■ **Short problem**: Set down, word for word, the stretch of lines from the one containing "Extract all readable text from this page." to the end of the records below.
>> Start Stored data
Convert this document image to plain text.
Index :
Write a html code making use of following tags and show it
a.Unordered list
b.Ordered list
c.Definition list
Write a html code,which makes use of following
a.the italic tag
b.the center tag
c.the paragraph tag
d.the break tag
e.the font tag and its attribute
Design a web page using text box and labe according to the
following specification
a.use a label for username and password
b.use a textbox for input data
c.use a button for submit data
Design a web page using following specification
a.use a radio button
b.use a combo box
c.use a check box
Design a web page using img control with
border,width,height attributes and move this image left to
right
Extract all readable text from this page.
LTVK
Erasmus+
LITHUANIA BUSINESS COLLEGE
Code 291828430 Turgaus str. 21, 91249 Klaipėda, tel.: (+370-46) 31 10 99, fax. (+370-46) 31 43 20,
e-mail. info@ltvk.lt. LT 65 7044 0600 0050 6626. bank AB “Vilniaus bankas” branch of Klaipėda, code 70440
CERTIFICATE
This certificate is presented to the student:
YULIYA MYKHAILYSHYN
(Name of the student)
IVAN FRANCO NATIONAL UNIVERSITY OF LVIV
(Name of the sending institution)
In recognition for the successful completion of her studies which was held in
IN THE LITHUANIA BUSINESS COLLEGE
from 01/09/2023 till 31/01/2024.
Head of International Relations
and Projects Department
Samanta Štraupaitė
>> End Stored data
■ **Full output**:
Extract all readable text from this page.
LTVK
Erasmus+
LITHUANIA BUSINESS COLLEGE
Code 291828430 Turgaus str. 21, 91249 Klaipėda, tel.: (+370-46) 31 10 99, fax. (+370-46) 31 43 20,
e-mail. info@ltvk.lt. LT 65 7044 0600 0050 6626. bank AB “Vilniaus bankas” branch of Klaipėda, code 70440
CERTIFICATE
This certificate is presented to the student:
YULIYA MYKHAILYSHYN
(Name of the student)
IVAN FRANCO NATIONAL UNIVERSITY OF LVIV
(Name of the sending institution)
In recognition for the successful completion of her studies which was held in
IN THE LITHUANIA BUSINESS COLLEGE
from 01/09/2023 till 31/01/2024.
Head of International Relations
and Projects Department
Samanta Štraupaitė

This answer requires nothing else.